EXTRACTO DE LA FUENTE =
Cuento de invierno
Fuera de temporada es una película construida desde la brecha misma de una paradoja enorme que, como si de una muñeca rusa se tratase, alberga en su interior otras paradojas cuya superposición configura los mecanismos del relato. Su director, Stéphane Brizé, no busca hacer una subversión de conceptos que consista en darle una vuelta radical a los elementos con los que se suelen asociar temas como el amor o la pasión, sino, partiendo de una simbología sencilla, romper la superficie de la narración para introducir en ella elementos disonantes a través de los cuales la cinta pierda, en parte, su carácter realista para convertirse en una fábula sin moraleja ni moralina, en un cuento de invierno de exterior nevado e interior en llamas.
Un hotel de paredes blancas, líneas asfixiantes, mobiliario despersonalizado y atmósfera de cristales rotos cuyas puntas rompen el silencio y lo convierten en una masa cortante que esteriliza la posibilidad de relajarse es, al mismo tiempo, el espacio en el que se desarrolla la primera parte de la cinta y la tierra baldía en la que, sorpresivamente, germinará una historia de pasión que desbordará a los personajes implicados, pero, paradójicamente, no las imágenes. Guillaume Canet interpreta a un actor en plena crisis que, tras abandonar el que iba a ser su debut en el teatro por miedo escénico, se marcha a un hotel costero en temporada baja para descansar, replantearse su carrera y decidir su próximo proyecto. Su día a día transcurre entre el restaurante despoblado, una recepción cargada de mutismo, un spa en el que no consigue olvidar sus problemas, y su habitación, baúl aséptico en el que el nudo de su angustia se retuerce hasta producirle severos ataques de ansiedad.

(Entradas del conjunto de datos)

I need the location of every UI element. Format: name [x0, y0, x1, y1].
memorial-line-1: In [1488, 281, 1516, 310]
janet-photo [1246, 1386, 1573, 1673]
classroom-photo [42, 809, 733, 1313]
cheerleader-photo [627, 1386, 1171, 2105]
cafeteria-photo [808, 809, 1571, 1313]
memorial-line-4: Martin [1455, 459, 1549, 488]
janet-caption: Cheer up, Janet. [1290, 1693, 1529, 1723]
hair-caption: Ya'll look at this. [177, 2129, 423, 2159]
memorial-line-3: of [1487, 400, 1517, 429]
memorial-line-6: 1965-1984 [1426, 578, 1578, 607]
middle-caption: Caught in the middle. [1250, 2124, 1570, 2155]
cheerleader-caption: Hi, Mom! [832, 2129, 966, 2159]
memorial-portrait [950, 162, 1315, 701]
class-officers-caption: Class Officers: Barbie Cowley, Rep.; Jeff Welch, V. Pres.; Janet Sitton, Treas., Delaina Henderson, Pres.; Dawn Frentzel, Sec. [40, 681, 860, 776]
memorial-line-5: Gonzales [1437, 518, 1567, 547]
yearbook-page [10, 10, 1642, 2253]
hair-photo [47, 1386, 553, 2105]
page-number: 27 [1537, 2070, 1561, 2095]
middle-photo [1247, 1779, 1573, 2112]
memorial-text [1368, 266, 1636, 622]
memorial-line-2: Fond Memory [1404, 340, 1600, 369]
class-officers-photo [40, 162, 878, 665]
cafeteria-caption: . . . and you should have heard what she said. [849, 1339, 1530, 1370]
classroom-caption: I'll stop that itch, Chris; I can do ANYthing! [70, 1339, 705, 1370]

LISTA DE ACTIVIDADES =
1) Enumere los espacios del hotel entre los que transcurre el día a día del actor, según la reseña sobre Fuera de temporada.
2) Según la reseña sobre Fuera de temporada, ¿por qué abandonó el actor el que iba a ser su debut en el teatro?
3) Retome la reseña sobre Fuera de temporada a partir de su última oración y prosiga con el texto.
Este material es independiente y no guarda relación con la reseña.

RESULTADOS DEL EJERCICIO =
1) El restaurante despoblado, la recepción cargada de mutismo, el spa y su habitación.

2) Por miedo escénico.

3)
El primer tercio de Fuera de temporada transcurre entre unas secuencias monocordes en las que el distanciamiento que Brizé impone a través de una puesta en escena equilibrada sobre unos planos generales y fijos de largo aliento que, mantenidos en tiempo, consiguen transmitir tanto la inestabilidad que siente el protagonista como el estatismo de un espacio cuya obsesión por ofrecer a través de un minimalismo extremo un relax total se ve saboteado por sus propios esfuerzos. La frialdad emocional del relato sufrirá un decrecimiento cuando el personaje de Canet, por pura casualidad, se encuentre con una antigua ex-novia, interpretada por Alba Rohrwacher, con quien, pese a los buenos momentos que pasaron juntos en su juventud, no terminó bien. De nuevo, una paradoja descose el relato para llevarlo por un camino inesperado, puesto que, si el protagonista tenía en mente cerrar sus heridas más recientes, lo que termina haciendo es observar cómo las que creía ya cerradas vuelven a abrirse y a supurar una culpa que no termina de asumir.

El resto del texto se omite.